• [Given task]: Quote all of the data below exactly, please.

• [Data listing]:
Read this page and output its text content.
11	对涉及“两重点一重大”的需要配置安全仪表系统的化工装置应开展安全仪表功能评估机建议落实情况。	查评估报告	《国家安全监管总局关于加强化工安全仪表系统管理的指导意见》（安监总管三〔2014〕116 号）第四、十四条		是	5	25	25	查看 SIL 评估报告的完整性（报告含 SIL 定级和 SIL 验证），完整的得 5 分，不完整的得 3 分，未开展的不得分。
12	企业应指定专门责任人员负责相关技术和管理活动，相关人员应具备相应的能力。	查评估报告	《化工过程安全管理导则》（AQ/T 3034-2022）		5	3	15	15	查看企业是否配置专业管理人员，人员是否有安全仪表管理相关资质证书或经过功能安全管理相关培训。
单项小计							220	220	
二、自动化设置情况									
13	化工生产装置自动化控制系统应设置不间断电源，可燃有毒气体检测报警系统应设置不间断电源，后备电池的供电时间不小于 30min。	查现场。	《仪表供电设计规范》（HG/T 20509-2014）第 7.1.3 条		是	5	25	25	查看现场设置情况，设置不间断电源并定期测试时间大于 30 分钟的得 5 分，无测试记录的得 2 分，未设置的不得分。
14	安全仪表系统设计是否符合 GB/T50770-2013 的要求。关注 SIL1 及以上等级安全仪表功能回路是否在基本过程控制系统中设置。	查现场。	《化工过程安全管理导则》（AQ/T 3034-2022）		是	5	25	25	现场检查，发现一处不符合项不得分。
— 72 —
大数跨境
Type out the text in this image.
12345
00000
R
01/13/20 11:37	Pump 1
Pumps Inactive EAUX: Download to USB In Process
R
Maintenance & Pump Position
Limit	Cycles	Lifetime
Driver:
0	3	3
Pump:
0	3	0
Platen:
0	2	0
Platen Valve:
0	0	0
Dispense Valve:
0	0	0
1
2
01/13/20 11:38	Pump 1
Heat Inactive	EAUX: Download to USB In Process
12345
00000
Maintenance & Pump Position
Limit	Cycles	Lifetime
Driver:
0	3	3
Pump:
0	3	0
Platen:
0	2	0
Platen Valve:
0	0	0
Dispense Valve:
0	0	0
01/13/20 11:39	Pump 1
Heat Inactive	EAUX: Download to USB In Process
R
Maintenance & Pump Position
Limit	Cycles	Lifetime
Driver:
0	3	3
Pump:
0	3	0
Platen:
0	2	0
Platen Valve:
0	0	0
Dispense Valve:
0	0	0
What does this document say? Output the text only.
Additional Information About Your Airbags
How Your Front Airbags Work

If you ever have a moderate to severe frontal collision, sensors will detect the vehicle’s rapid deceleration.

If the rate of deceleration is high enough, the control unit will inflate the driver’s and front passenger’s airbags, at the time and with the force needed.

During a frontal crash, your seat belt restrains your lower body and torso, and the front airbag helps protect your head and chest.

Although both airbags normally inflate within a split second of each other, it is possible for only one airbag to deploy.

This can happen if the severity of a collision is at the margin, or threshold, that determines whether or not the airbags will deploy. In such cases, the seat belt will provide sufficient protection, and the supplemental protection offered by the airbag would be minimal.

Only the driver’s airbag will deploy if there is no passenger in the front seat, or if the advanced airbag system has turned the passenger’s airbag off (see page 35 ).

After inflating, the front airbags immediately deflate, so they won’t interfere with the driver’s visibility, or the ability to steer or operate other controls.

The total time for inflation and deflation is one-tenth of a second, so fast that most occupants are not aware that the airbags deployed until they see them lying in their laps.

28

• [Solved problem]:
Read this page and output its text content.
11	对涉及“两重点一重大”的需要配置安全仪表系统的化工装置应开展安全仪表功能评估机建议落实情况。	查评估报告	《国家安全监管总局关于加强化工安全仪表系统管理的指导意见》（安监总管三〔2014〕116 号）第四、十四条		是	5	25	25	查看 SIL 评估报告的完整性（报告含 SIL 定级和 SIL 验证），完整的得 5 分，不完整的得 3 分，未开展的不得分。
12	企业应指定专门责任人员负责相关技术和管理活动，相关人员应具备相应的能力。	查评估报告	《化工过程安全管理导则》（AQ/T 3034-2022）		5	3	15	15	查看企业是否配置专业管理人员，人员是否有安全仪表管理相关资质证书或经过功能安全管理相关培训。
单项小计							220	220	
二、自动化设置情况									
13	化工生产装置自动化控制系统应设置不间断电源，可燃有毒气体检测报警系统应设置不间断电源，后备电池的供电时间不小于 30min。	查现场。	《仪表供电设计规范》（HG/T 20509-2014）第 7.1.3 条		是	5	25	25	查看现场设置情况，设置不间断电源并定期测试时间大于 30 分钟的得 5 分，无测试记录的得 2 分，未设置的不得分。
14	安全仪表系统设计是否符合 GB/T50770-2013 的要求。关注 SIL1 及以上等级安全仪表功能回路是否在基本过程控制系统中设置。	查现场。	《化工过程安全管理导则》（AQ/T 3034-2022）		是	5	25	25	现场检查，发现一处不符合项不得分。
— 72 —
大数跨境
Type out the text in this image.
12345
00000
R
01/13/20 11:37	Pump 1
Pumps Inactive EAUX: Download to USB In Process
R
Maintenance & Pump Position
Limit	Cycles	Lifetime
Driver:
0	3	3
Pump:
0	3	0
Platen:
0	2	0
Platen Valve:
0	0	0
Dispense Valve:
0	0	0
1
2
01/13/20 11:38	Pump 1
Heat Inactive	EAUX: Download to USB In Process
12345
00000
Maintenance & Pump Position
Limit	Cycles	Lifetime
Driver:
0	3	3
Pump:
0	3	0
Platen:
0	2	0
Platen Valve:
0	0	0
Dispense Valve:
0	0	0
01/13/20 11:39	Pump 1
Heat Inactive	EAUX: Download to USB In Process
R
Maintenance & Pump Position
Limit	Cycles	Lifetime
Driver:
0	3	3
Pump:
0	3	0
Platen:
0	2	0
Platen Valve:
0	0	0
Dispense Valve:
0	0	0
What does this document say? Output the text only.
Additional Information About Your Airbags
How Your Front Airbags Work

If you ever have a moderate to severe frontal collision, sensors will detect the vehicle’s rapid deceleration.

If the rate of deceleration is high enough, the control unit will inflate the driver’s and front passenger’s airbags, at the time and with the force needed.

During a frontal crash, your seat belt restrains your lower body and torso, and the front airbag helps protect your head and chest.

Although both airbags normally inflate within a split second of each other, it is possible for only one airbag to deploy.

This can happen if the severity of a collision is at the margin, or threshold, that determines whether or not the airbags will deploy. In such cases, the seat belt will provide sufficient protection, and the supplemental protection offered by the airbag would be minimal.

Only the driver’s airbag will deploy if there is no passenger in the front seat, or if the advanced airbag system has turned the passenger’s airbag off (see page 35 ).

After inflating, the front airbags immediately deflate, so they won’t interfere with the driver’s visibility, or the ability to steer or operate other controls.

The total time for inflation and deflation is one-tenth of a second, so fast that most occupants are not aware that the airbags deployed until they see them lying in their laps.

28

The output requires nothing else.